Set exercise = In the listing below, locate the lines bearing the word "Antarctic". Copy every one of them.

Entries supplied =
++++++

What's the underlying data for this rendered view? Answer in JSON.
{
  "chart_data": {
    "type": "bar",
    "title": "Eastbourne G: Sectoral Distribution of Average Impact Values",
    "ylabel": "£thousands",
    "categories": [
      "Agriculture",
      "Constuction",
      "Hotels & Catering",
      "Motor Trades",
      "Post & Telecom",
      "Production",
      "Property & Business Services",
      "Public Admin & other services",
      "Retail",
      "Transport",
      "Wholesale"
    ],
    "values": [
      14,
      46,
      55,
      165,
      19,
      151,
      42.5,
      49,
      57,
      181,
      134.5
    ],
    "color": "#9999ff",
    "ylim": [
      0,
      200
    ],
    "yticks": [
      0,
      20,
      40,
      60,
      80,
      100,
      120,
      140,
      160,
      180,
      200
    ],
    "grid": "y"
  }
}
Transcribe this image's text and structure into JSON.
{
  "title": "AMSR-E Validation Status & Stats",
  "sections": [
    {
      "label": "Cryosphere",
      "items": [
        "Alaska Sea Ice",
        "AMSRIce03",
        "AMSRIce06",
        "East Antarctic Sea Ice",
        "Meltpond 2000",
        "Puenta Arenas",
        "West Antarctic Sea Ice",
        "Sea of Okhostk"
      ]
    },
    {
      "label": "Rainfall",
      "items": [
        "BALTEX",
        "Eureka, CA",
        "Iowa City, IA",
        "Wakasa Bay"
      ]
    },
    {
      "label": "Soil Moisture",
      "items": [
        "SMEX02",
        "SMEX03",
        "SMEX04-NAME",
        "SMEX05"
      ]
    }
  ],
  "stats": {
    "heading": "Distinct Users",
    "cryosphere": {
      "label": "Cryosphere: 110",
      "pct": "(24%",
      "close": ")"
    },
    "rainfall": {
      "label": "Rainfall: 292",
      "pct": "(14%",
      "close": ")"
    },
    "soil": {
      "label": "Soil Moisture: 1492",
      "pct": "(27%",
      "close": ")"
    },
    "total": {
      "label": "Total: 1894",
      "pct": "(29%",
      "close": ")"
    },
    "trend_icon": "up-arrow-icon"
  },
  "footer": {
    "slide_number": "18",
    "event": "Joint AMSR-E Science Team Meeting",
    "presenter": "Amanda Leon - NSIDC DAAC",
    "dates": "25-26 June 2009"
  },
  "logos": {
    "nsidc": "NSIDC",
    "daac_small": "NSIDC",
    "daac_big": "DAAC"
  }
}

++++++

Response to this exercise =
        "East Antarctic Sea Ice",
        "West Antarctic Sea Ice",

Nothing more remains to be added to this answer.